Request:
Transcribe the full listing exactly, and drop every picture.

╭─ Data section

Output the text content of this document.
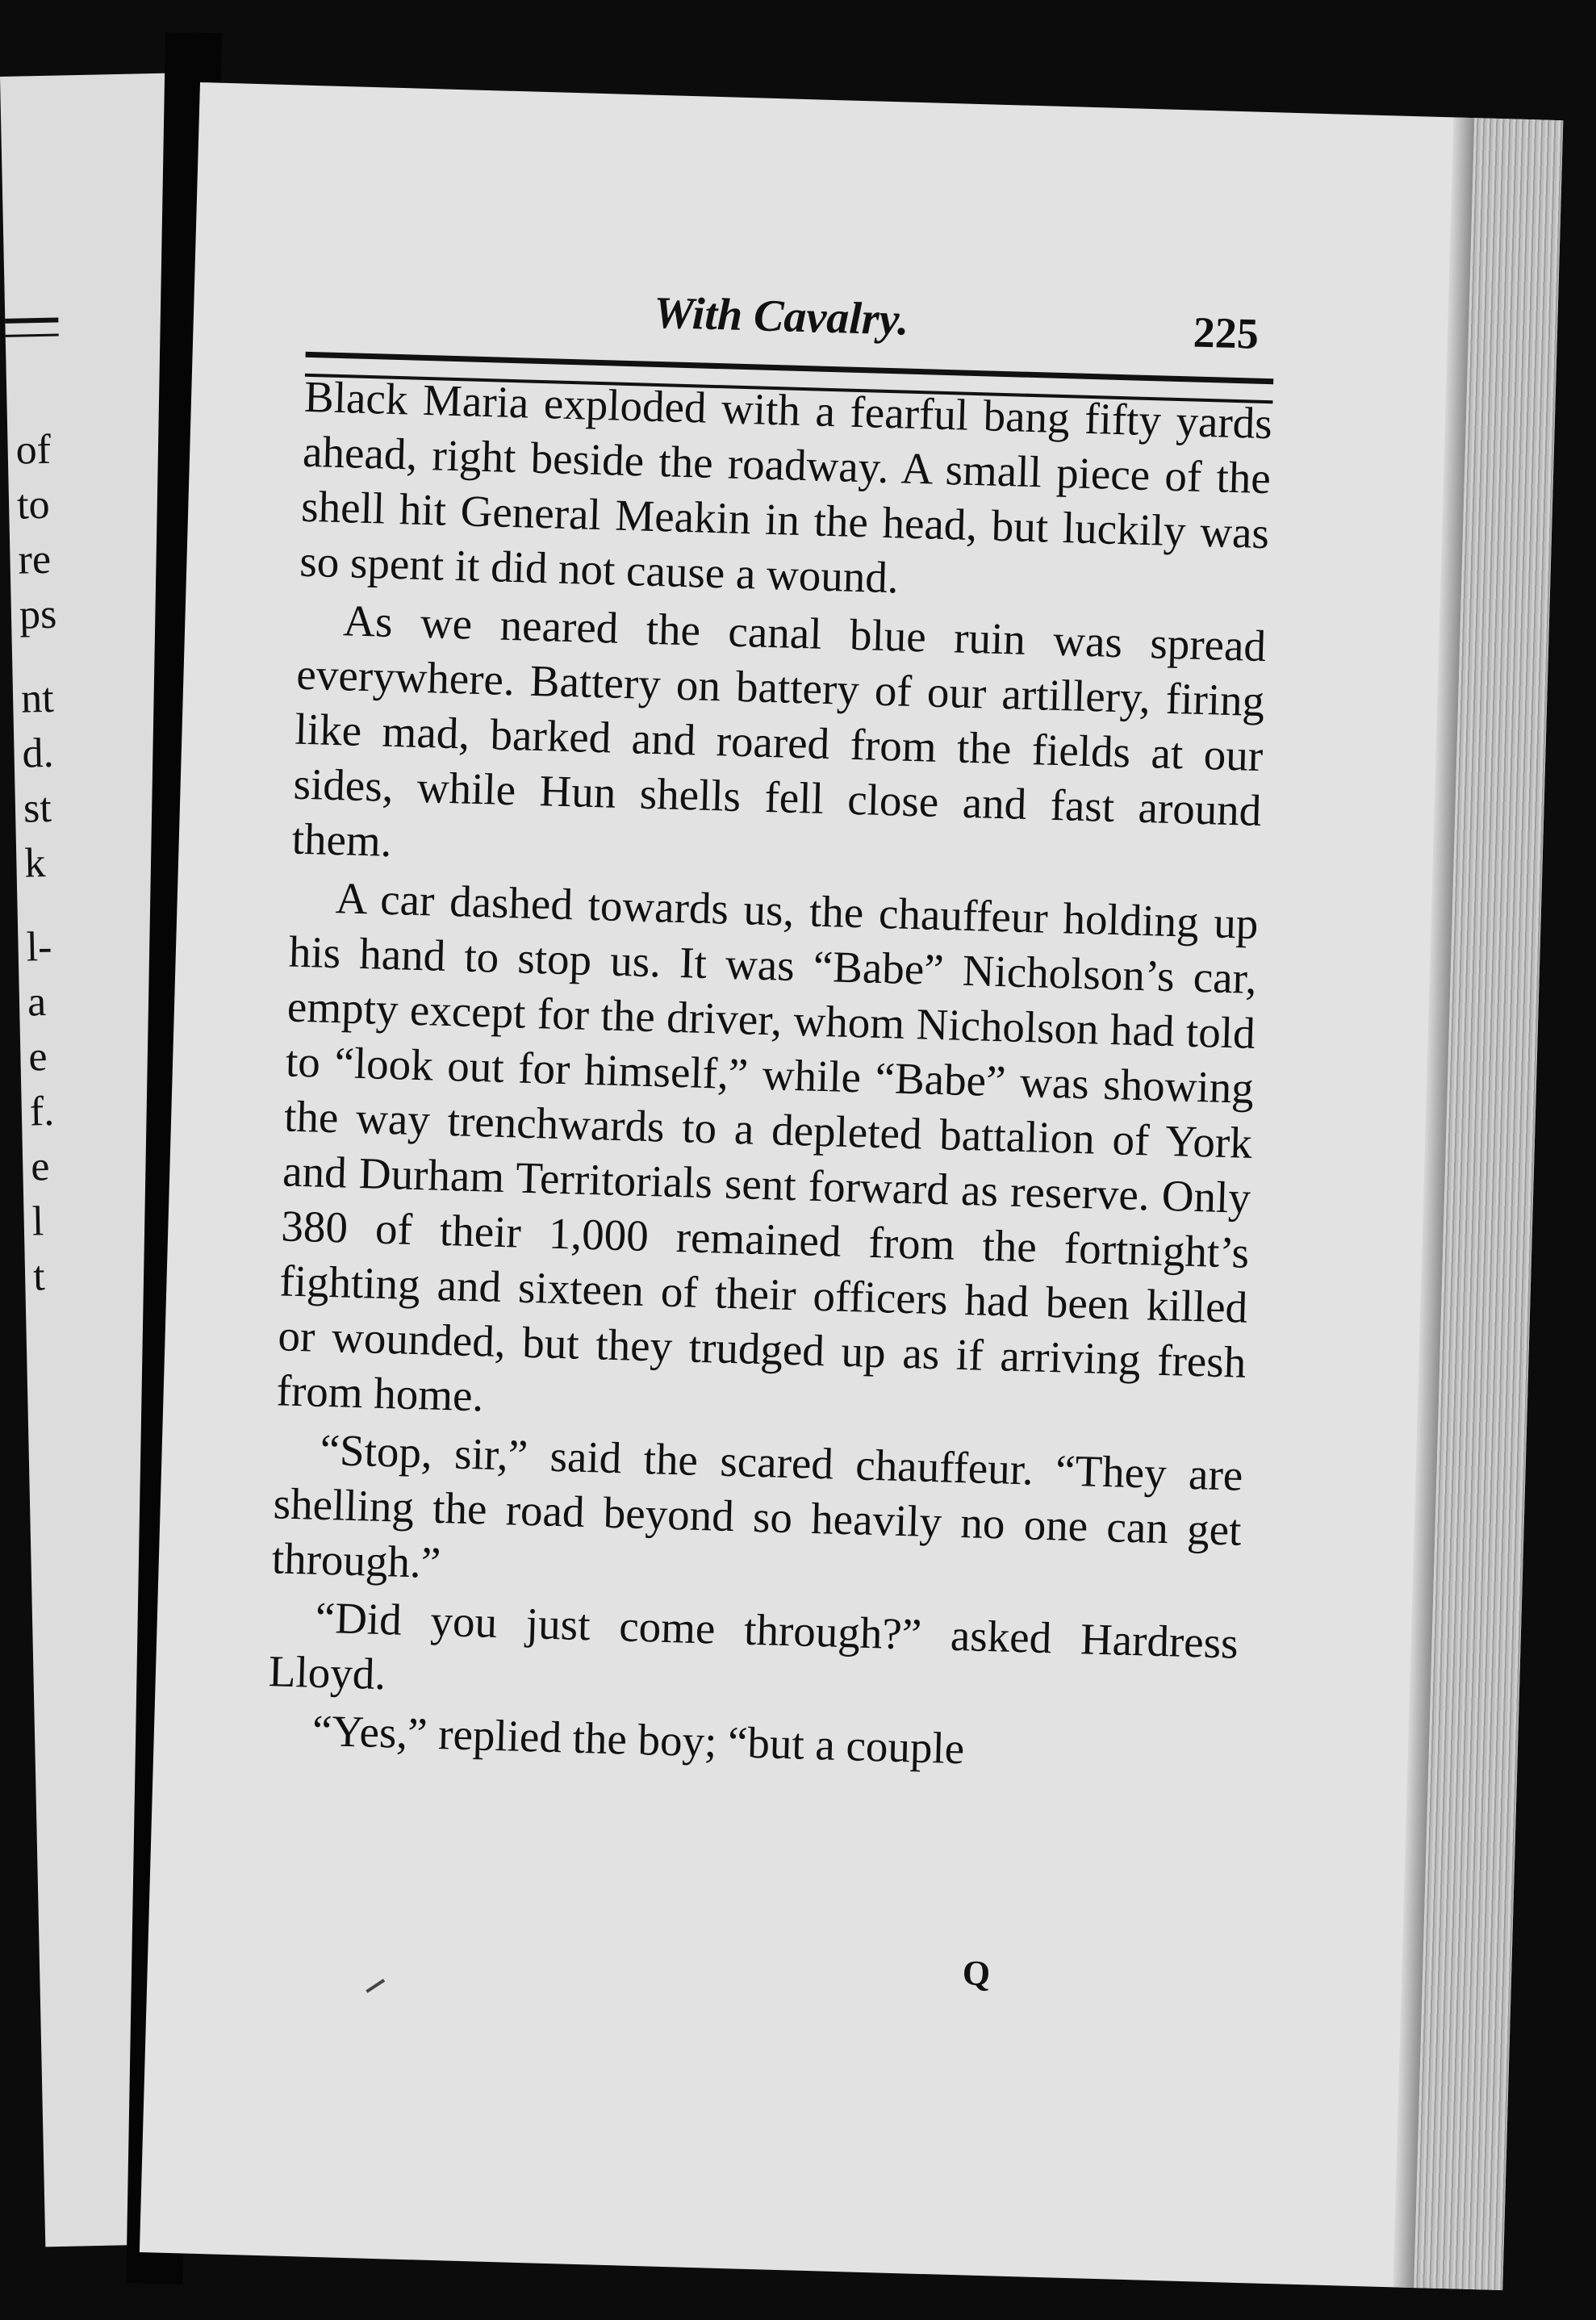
of
to
re
ps
nt
d.
st
k
l-
a
e
f.
e
l
t
With Cavalry.	225

Black Maria exploded with a fearful bang fifty yards ahead, right beside the roadway. A small piece of the shell hit General Meakin in the head, but luckily was so spent it did not cause a wound.

As we neared the canal blue ruin was spread everywhere. Battery on battery of our artillery, firing like mad, barked and roared from the fields at our sides, while Hun shells fell close and fast around them.

A car dashed towards us, the chauffeur holding up his hand to stop us. It was “Babe” Nicholson’s car, empty except for the driver, whom Nicholson had told to “look out for himself,” while “Babe” was showing the way trenchwards to a depleted battalion of York and Durham Territorials sent forward as reserve. Only 380 of their 1,000 remained from the fortnight’s fighting and sixteen of their officers had been killed or wounded, but they trudged up as if arriving fresh from home.

“Stop, sir,” said the scared chauffeur. “They are shelling the road beyond so heavily no one can get through.”

“Did you just come through?” asked Hardress Lloyd.

“Yes,” replied the boy; “but a couple

Q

╰─

Solution for this problem:
Output the text content of this document.
of
to
re
ps
nt
d.
st
k
l-
a
e
f.
e
l
t
With Cavalry.	225

Black Maria exploded with a fearful bang fifty yards ahead, right beside the roadway. A small piece of the shell hit General Meakin in the head, but luckily was so spent it did not cause a wound.

As we neared the canal blue ruin was spread everywhere. Battery on battery of our artillery, firing like mad, barked and roared from the fields at our sides, while Hun shells fell close and fast around them.

A car dashed towards us, the chauffeur holding up his hand to stop us. It was “Babe” Nicholson’s car, empty except for the driver, whom Nicholson had told to “look out for himself,” while “Babe” was showing the way trenchwards to a depleted battalion of York and Durham Territorials sent forward as reserve. Only 380 of their 1,000 remained from the fortnight’s fighting and sixteen of their officers had been killed or wounded, but they trudged up as if arriving fresh from home.

“Stop, sir,” said the scared chauffeur. “They are shelling the road beyond so heavily no one can get through.”

“Did you just come through?” asked Hardress Lloyd.

“Yes,” replied the boy; “but a couple

Q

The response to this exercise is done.